● TASK DIRECTIONS
Please copy every line of the records below that holds the word "criteria".

* * *

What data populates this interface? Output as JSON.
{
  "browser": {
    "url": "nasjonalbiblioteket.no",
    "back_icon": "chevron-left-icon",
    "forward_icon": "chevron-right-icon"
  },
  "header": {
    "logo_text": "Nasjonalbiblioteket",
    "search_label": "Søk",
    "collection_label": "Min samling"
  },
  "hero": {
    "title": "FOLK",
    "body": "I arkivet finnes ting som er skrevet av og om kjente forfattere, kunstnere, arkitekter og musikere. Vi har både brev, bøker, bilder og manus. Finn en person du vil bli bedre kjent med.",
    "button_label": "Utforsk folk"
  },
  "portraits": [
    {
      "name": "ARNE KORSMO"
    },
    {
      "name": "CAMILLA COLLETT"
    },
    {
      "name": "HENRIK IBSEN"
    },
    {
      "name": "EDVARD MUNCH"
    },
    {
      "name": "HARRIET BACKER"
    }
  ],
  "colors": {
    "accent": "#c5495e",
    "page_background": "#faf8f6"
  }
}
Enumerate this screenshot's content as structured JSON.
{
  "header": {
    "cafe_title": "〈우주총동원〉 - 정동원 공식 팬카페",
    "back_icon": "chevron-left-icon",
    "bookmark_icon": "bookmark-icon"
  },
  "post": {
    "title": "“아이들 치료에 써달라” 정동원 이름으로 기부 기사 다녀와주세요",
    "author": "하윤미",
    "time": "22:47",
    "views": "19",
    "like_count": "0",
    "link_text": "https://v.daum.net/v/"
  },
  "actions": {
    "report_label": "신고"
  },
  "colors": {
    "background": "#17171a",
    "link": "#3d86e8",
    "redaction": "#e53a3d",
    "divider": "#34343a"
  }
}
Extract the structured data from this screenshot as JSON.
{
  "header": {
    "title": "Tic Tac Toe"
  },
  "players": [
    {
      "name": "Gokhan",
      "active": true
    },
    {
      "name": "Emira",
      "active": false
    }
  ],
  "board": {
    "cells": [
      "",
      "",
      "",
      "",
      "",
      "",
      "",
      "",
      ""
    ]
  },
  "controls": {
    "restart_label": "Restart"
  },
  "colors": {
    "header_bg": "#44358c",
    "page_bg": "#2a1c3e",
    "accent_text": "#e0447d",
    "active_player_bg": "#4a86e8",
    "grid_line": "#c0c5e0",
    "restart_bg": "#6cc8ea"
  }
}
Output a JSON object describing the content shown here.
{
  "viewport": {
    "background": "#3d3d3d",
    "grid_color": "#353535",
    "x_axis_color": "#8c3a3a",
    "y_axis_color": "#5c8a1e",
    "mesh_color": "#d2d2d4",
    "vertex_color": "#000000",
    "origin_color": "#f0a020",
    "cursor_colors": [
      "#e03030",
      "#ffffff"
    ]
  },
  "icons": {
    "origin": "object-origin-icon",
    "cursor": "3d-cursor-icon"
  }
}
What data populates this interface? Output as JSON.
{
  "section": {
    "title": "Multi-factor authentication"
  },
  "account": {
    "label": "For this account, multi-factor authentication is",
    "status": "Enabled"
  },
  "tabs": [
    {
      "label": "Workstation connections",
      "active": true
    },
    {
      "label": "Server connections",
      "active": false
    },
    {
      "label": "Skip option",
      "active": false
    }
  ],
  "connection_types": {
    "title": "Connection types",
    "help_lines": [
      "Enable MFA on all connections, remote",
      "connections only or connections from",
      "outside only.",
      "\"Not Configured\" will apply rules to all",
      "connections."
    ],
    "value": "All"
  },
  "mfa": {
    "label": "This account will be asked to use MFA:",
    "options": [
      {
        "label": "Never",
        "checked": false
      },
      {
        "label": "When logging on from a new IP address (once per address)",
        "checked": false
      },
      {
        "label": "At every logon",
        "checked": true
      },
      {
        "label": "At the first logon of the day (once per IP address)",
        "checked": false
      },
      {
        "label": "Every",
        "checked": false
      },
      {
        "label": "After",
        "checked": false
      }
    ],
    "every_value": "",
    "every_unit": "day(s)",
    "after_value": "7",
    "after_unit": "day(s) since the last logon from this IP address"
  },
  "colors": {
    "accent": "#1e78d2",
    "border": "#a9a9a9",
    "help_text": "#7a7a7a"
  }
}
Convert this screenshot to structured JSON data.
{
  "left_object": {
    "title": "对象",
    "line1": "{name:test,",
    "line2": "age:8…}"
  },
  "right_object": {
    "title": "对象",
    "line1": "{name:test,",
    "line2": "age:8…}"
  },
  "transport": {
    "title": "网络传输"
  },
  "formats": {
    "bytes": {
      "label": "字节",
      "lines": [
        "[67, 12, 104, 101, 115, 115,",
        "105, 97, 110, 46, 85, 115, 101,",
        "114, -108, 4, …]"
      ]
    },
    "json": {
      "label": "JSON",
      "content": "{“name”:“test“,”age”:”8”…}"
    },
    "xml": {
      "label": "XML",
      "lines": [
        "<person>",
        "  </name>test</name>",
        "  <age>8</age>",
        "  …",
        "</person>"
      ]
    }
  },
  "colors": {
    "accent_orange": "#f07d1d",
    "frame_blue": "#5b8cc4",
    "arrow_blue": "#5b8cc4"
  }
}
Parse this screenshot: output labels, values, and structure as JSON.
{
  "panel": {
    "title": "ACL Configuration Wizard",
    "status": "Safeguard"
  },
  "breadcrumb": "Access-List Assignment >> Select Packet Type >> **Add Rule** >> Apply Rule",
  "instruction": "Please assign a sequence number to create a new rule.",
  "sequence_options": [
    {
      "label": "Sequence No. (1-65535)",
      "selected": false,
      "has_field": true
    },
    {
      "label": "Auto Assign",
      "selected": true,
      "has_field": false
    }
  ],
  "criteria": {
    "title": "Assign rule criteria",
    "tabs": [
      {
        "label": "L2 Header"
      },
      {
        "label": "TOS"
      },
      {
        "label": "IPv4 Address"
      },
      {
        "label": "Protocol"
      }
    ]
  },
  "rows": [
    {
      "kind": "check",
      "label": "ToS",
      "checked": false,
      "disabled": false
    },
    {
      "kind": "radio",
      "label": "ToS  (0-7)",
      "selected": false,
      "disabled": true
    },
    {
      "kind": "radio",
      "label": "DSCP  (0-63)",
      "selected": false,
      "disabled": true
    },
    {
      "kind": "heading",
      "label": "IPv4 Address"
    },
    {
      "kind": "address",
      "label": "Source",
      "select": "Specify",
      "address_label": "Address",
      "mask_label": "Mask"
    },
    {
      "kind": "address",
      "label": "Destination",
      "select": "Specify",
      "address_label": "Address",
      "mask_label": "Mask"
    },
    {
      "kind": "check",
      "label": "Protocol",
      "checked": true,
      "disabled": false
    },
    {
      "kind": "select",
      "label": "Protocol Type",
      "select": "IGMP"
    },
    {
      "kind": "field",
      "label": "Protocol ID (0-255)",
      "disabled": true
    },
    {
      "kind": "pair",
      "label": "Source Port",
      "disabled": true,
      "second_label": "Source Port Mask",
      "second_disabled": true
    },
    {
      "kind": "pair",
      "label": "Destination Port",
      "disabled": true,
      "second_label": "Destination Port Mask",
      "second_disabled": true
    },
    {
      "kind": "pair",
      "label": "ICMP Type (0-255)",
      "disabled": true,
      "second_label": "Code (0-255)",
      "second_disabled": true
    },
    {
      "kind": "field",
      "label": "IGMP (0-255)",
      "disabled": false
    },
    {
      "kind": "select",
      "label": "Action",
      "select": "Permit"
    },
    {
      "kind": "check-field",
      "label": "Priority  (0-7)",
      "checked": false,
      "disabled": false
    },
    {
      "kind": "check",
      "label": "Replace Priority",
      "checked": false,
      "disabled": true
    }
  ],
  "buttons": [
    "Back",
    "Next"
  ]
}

* * *

● RESPONSE TO THIS TASK
  "criteria": {
    "title": "Assign rule criteria",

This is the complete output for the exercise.